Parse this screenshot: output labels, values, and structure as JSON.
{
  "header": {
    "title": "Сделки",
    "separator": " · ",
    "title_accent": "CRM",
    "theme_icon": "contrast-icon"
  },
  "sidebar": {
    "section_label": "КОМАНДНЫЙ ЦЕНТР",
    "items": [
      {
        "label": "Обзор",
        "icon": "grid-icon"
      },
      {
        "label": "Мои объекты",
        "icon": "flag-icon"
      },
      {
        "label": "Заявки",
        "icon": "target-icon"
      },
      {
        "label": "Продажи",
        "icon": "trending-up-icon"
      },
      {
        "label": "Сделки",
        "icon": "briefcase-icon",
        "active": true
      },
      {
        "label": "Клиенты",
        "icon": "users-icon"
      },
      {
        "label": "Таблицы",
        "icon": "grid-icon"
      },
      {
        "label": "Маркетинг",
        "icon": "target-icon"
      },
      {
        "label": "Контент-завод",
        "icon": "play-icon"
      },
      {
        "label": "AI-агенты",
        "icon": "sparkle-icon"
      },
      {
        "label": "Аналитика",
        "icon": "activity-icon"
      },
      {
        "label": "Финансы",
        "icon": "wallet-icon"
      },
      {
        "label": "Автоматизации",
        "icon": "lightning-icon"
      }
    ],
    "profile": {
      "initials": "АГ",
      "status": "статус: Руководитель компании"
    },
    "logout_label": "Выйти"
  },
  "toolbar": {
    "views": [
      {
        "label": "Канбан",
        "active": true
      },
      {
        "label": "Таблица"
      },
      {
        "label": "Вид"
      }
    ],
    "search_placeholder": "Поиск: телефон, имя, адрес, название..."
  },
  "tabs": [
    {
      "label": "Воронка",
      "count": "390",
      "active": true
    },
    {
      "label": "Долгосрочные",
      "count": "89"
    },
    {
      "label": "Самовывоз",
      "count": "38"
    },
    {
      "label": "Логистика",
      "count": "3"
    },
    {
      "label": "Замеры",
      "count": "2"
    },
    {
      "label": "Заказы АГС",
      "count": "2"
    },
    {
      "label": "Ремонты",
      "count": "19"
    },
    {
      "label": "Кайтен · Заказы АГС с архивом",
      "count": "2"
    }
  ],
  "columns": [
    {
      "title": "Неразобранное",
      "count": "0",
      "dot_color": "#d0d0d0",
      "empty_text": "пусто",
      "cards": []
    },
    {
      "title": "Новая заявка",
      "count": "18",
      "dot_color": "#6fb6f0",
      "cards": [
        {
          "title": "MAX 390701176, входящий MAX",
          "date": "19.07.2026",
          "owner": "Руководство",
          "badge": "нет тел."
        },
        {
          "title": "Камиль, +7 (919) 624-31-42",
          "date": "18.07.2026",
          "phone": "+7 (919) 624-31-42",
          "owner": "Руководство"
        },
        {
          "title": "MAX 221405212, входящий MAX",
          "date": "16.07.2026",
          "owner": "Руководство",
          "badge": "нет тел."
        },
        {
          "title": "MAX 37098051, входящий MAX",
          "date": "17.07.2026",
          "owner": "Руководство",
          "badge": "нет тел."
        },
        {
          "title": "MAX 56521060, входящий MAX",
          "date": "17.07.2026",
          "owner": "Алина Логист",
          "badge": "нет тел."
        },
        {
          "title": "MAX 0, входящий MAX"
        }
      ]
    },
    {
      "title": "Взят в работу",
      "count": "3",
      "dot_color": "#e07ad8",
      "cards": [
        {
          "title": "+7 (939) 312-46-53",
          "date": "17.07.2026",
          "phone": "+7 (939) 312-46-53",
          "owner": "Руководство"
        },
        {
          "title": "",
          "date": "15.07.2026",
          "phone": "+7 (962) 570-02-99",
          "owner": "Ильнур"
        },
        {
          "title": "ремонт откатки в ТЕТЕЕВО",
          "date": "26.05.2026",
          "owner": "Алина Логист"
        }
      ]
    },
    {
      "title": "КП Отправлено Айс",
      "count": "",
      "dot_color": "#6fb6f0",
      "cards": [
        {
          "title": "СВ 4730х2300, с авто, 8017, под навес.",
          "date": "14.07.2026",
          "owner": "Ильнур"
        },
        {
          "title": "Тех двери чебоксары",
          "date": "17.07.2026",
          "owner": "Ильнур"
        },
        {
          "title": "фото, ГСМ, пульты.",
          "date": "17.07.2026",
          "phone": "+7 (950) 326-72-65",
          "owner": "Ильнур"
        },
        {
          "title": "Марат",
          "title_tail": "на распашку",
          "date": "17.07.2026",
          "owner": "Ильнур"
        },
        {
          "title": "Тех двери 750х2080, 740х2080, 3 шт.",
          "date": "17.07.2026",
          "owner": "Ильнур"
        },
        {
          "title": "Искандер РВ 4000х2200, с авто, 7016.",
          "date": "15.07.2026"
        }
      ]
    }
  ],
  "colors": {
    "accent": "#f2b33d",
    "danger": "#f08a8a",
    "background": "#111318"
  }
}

#### What to work on:
Each line that has the word "count" should be copied.

#### Written solution:
      "count": "390",
      "count": "89"
      "count": "38"
      "count": "3"
      "count": "2"
      "count": "2"
      "count": "19"
      "count": "2"
      "count": "0",
      "count": "18",
      "count": "3",
      "count": "",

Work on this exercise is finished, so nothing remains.